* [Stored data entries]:
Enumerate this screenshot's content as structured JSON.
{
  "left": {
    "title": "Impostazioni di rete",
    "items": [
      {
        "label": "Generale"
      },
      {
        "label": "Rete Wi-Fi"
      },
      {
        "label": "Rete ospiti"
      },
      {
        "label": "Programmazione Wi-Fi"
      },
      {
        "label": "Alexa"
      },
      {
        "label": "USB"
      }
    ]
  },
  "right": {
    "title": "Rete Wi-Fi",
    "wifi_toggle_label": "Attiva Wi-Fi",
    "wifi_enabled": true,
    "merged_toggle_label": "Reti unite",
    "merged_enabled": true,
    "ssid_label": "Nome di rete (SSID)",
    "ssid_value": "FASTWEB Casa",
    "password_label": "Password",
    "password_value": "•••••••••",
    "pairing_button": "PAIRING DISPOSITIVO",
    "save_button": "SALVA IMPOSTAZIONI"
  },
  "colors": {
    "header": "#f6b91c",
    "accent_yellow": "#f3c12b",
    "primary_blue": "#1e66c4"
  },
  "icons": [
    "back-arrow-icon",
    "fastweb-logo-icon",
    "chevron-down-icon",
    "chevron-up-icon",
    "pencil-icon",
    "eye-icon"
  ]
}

* [TO BE DONE]:
Write out the entire listing exactly.

* [ANSWER BELOW]:
Enumerate this screenshot's content as structured JSON.
{
  "left": {
    "title": "Impostazioni di rete",
    "items": [
      {
        "label": "Generale"
      },
      {
        "label": "Rete Wi-Fi"
      },
      {
        "label": "Rete ospiti"
      },
      {
        "label": "Programmazione Wi-Fi"
      },
      {
        "label": "Alexa"
      },
      {
        "label": "USB"
      }
    ]
  },
  "right": {
    "title": "Rete Wi-Fi",
    "wifi_toggle_label": "Attiva Wi-Fi",
    "wifi_enabled": true,
    "merged_toggle_label": "Reti unite",
    "merged_enabled": true,
    "ssid_label": "Nome di rete (SSID)",
    "ssid_value": "FASTWEB Casa",
    "password_label": "Password",
    "password_value": "•••••••••",
    "pairing_button": "PAIRING DISPOSITIVO",
    "save_button": "SALVA IMPOSTAZIONI"
  },
  "colors": {
    "header": "#f6b91c",
    "accent_yellow": "#f3c12b",
    "primary_blue": "#1e66c4"
  },
  "icons": [
    "back-arrow-icon",
    "fastweb-logo-icon",
    "chevron-down-icon",
    "chevron-up-icon",
    "pencil-icon",
    "eye-icon"
  ]
}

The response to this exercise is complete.